• REQUIRED TASK
Below are records; work out how many of their lines hold the string "totalspread" and give that number alone.

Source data
___

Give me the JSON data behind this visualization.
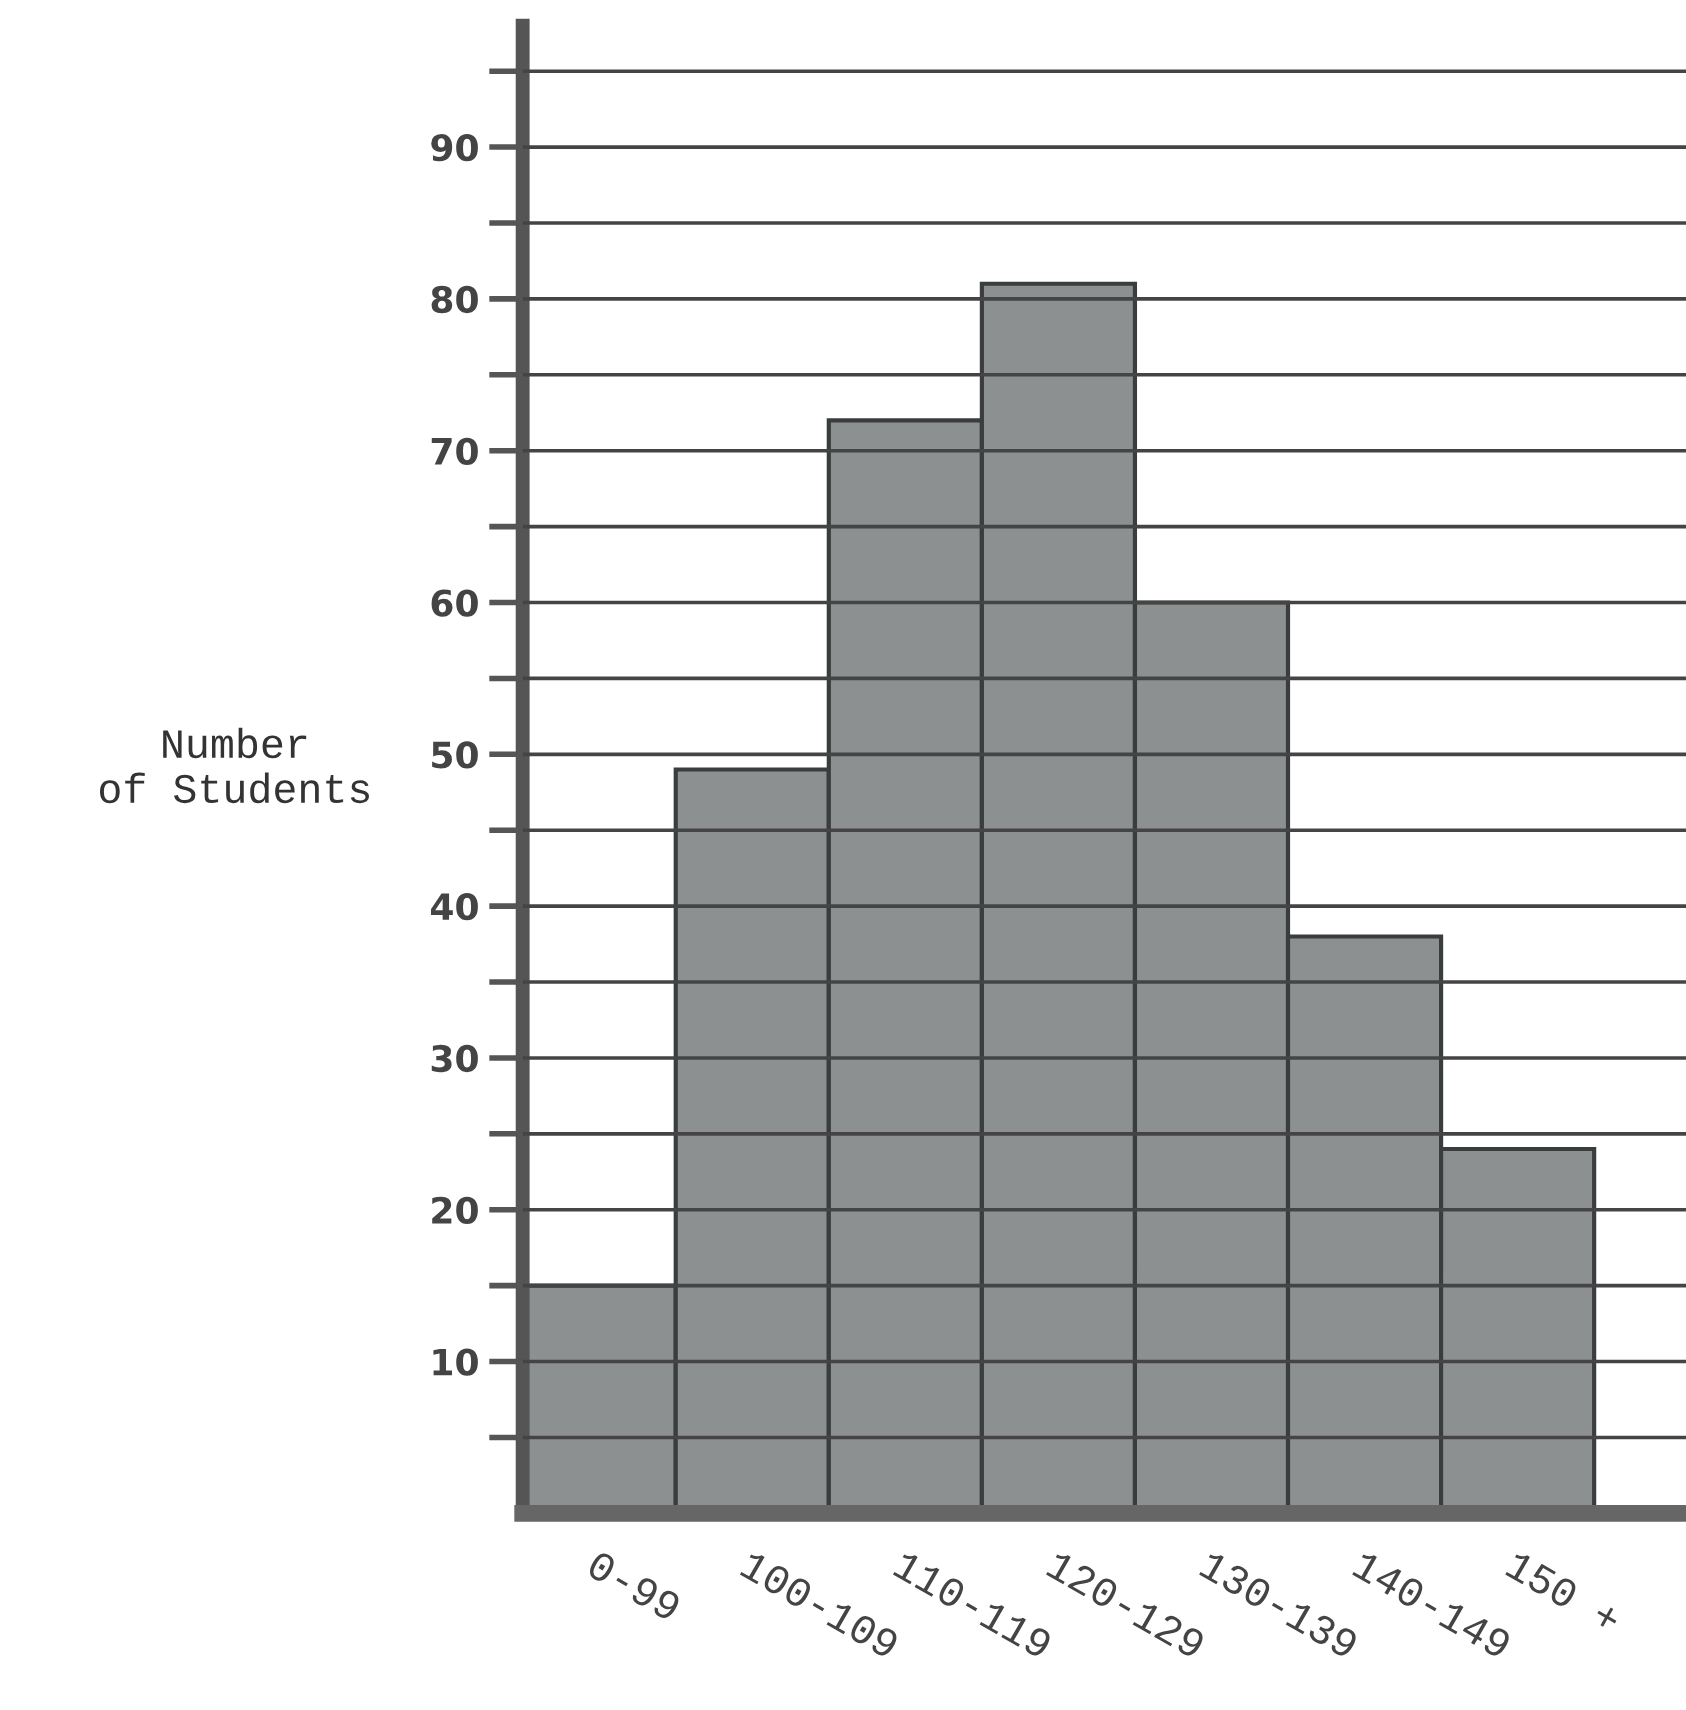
{
  "chart_data": {
    "type": "bar",
    "ylabel": "Number\nof Students",
    "categories": [
      "0-99",
      "100-109",
      "110-119",
      "120-129",
      "130-139",
      "140-149",
      "150 +"
    ],
    "values": [
      15,
      49,
      72,
      81,
      60,
      38,
      24
    ],
    "color": "#8c9091",
    "ylim": [
      0,
      98
    ],
    "yticks": [
      {
        "value": 5,
        "label": null
      },
      10,
      {
        "value": 15,
        "label": null
      },
      20,
      {
        "value": 25,
        "label": null
      },
      30,
      {
        "value": 35,
        "label": null
      },
      40,
      {
        "value": 45,
        "label": null
      },
      50,
      {
        "value": 55,
        "label": null
      },
      60,
      {
        "value": 65,
        "label": null
      },
      70,
      {
        "value": 75,
        "label": null
      },
      80,
      {
        "value": 85,
        "label": null
      },
      90,
      {
        "value": 95,
        "label": null
      }
    ],
    "grid": "y",
    "legend": false
  }
}
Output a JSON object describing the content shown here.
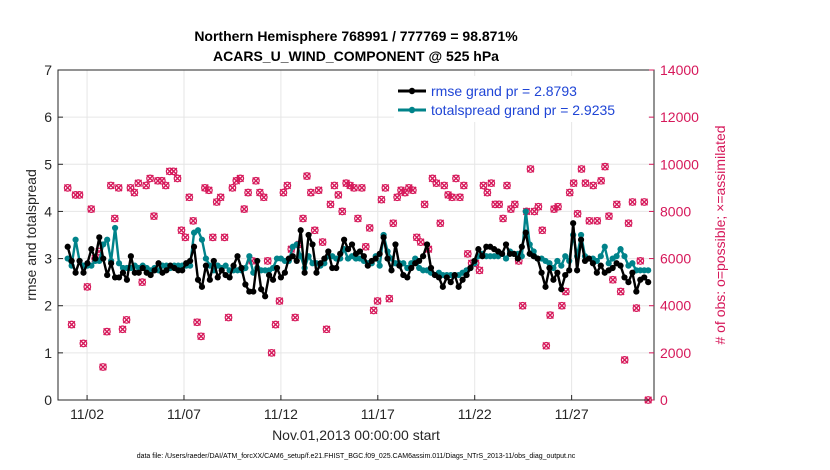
{
  "chart_data": {
    "type": "line",
    "title": "Northern Hemisphere 768991 / 777769 = 98.871%",
    "subtitle": "ACARS_U_WIND_COMPONENT @ 525 hPa",
    "xlabel": "Nov.01,2013 00:00:00 start",
    "ylabel": "rmse and totalspread",
    "y2label": "# of obs: o=possible; ×=assimilated",
    "footnote": "data file: /Users/raeder/DAI/ATM_forcXX/CAM6_setup/f.e21.FHIST_BGC.f09_025.CAM6assim.011/Diags_NTrS_2013-11/obs_diag_output.nc",
    "xlim": [
      0.5,
      31.25
    ],
    "ylim": [
      0,
      7
    ],
    "y2lim": [
      0,
      14000
    ],
    "x_ticks": [
      2,
      7,
      12,
      17,
      22,
      27
    ],
    "x_tick_labels": [
      "11/02",
      "11/07",
      "11/12",
      "11/17",
      "11/22",
      "11/27"
    ],
    "y_ticks": [
      0,
      1,
      2,
      3,
      4,
      5,
      6,
      7
    ],
    "y2_ticks": [
      0,
      2000,
      4000,
      6000,
      8000,
      10000,
      12000,
      14000
    ],
    "grid": true,
    "legend_position": "top-right",
    "colors": {
      "rmse": "#000000",
      "spread": "#00838a",
      "obs": "#d6185a",
      "legend_text": "#1f45d6"
    },
    "series": [
      {
        "name": "rmse grand pr = 2.8793",
        "axis": "left",
        "values": [
          3.25,
          2.95,
          2.7,
          2.95,
          2.7,
          2.9,
          3.2,
          3.0,
          3.45,
          3.0,
          2.65,
          2.9,
          2.6,
          2.6,
          2.7,
          2.55,
          3.05,
          2.7,
          2.7,
          2.8,
          2.7,
          2.65,
          2.75,
          2.9,
          2.7,
          2.75,
          2.85,
          2.8,
          2.75,
          2.75,
          2.9,
          2.95,
          3.25,
          2.55,
          2.4,
          2.85,
          2.55,
          2.95,
          2.6,
          2.75,
          2.65,
          2.6,
          2.85,
          3.05,
          2.8,
          2.45,
          2.3,
          2.3,
          2.95,
          2.35,
          2.2,
          2.65,
          2.55,
          2.8,
          2.6,
          2.7,
          3.0,
          3.05,
          2.95,
          3.6,
          2.7,
          3.5,
          3.3,
          2.7,
          2.9,
          3.0,
          3.15,
          2.8,
          2.8,
          3.1,
          3.4,
          3.2,
          3.3,
          3.1,
          3.15,
          3.05,
          2.85,
          2.95,
          3.0,
          3.1,
          3.45,
          3.0,
          2.75,
          3.3,
          2.85,
          2.65,
          2.6,
          2.8,
          2.9,
          2.95,
          3.05,
          3.3,
          2.8,
          2.65,
          2.6,
          2.4,
          2.6,
          2.5,
          2.65,
          2.4,
          2.55,
          2.65,
          2.8,
          2.95,
          3.2,
          3.05,
          3.25,
          3.25,
          3.2,
          3.15,
          3.1,
          3.3,
          3.1,
          3.1,
          3.0,
          3.25,
          3.55,
          3.1,
          3.05,
          3.0,
          2.7,
          2.4,
          2.8,
          2.55,
          2.7,
          2.35,
          2.65,
          2.75,
          3.75,
          2.75,
          3.4,
          2.95,
          3.0,
          2.9,
          2.7,
          2.85,
          2.7,
          2.75,
          2.8,
          2.9,
          2.85,
          2.6,
          2.5,
          2.7,
          2.3,
          2.55,
          2.6,
          2.5
        ]
      },
      {
        "name": "totalspread grand pr = 2.9235",
        "axis": "left",
        "values": [
          3.0,
          2.85,
          3.4,
          2.95,
          2.85,
          2.85,
          2.85,
          2.95,
          2.95,
          3.3,
          3.4,
          2.95,
          3.65,
          2.9,
          2.8,
          2.8,
          2.8,
          2.85,
          2.8,
          2.85,
          2.8,
          2.75,
          2.8,
          2.75,
          2.85,
          2.85,
          2.8,
          2.85,
          2.85,
          2.85,
          2.85,
          2.85,
          3.55,
          3.6,
          3.4,
          3.0,
          2.85,
          2.75,
          2.85,
          2.8,
          2.85,
          2.75,
          2.75,
          2.75,
          2.75,
          2.8,
          3.05,
          2.7,
          2.8,
          2.75,
          2.75,
          2.75,
          2.8,
          3.0,
          3.0,
          2.95,
          2.95,
          3.25,
          3.3,
          3.05,
          2.8,
          3.05,
          2.9,
          2.9,
          2.85,
          2.9,
          3.05,
          3.05,
          3.0,
          3.0,
          3.2,
          3.0,
          3.05,
          3.0,
          3.0,
          2.95,
          2.9,
          2.9,
          3.05,
          2.85,
          3.5,
          3.15,
          3.0,
          2.9,
          2.9,
          2.9,
          2.8,
          2.9,
          3.0,
          2.8,
          2.75,
          2.75,
          2.7,
          2.65,
          2.7,
          2.65,
          2.65,
          2.65,
          2.65,
          2.65,
          2.7,
          2.75,
          2.8,
          2.9,
          3.05,
          3.1,
          3.05,
          3.05,
          3.05,
          3.05,
          3.1,
          3.0,
          3.15,
          3.1,
          3.1,
          3.05,
          4.0,
          3.3,
          3.15,
          3.0,
          3.0,
          2.95,
          2.9,
          2.8,
          2.95,
          2.85,
          3.05,
          2.95,
          3.5,
          3.05,
          3.5,
          3.05,
          3.0,
          3.0,
          2.95,
          3.05,
          3.25,
          2.9,
          3.0,
          3.05,
          3.2,
          3.05,
          2.85,
          2.9,
          2.75,
          2.75,
          2.75,
          2.75
        ]
      }
    ],
    "obs_possible": [
      9000,
      3200,
      8700,
      8700,
      2400,
      4800,
      8100,
      6000,
      6300,
      1400,
      2900,
      9100,
      7700,
      9000,
      3000,
      3400,
      9000,
      8800,
      9200,
      5000,
      9100,
      9400,
      7800,
      9300,
      9300,
      9100,
      9700,
      9700,
      9400,
      7200,
      6900,
      8600,
      7600,
      3300,
      2700,
      9000,
      8900,
      6900,
      8400,
      8600,
      6900,
      3500,
      9000,
      9300,
      9400,
      8100,
      8800,
      5900,
      9300,
      8800,
      8600,
      5900,
      2000,
      3200,
      4200,
      8800,
      9100,
      6400,
      3500,
      6600,
      7700,
      9500,
      8800,
      7200,
      8900,
      6700,
      3000,
      8300,
      9100,
      8700,
      8000,
      9200,
      9100,
      9000,
      7700,
      9000,
      6500,
      7300,
      3800,
      4200,
      8500,
      9000,
      4300,
      7500,
      8600,
      8900,
      8800,
      9000,
      8900,
      6900,
      6700,
      8300,
      6400,
      9400,
      9200,
      7500,
      9100,
      8700,
      8600,
      9400,
      8600,
      9100,
      6200,
      5800,
      5800,
      5500,
      9100,
      8800,
      9200,
      8300,
      8300,
      7700,
      9100,
      8100,
      8300,
      5900,
      4000,
      8000,
      9800,
      8000,
      8200,
      7200,
      2300,
      3600,
      8100,
      8200,
      4000,
      4600,
      8800,
      9200,
      7900,
      9800,
      9200,
      7600,
      9100,
      7600,
      9300,
      9900,
      7800,
      5100,
      8300,
      4600,
      1700,
      7500,
      8400,
      3900,
      5900,
      8400,
      0
    ]
  }
}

___

• WRITTEN ANSWER
2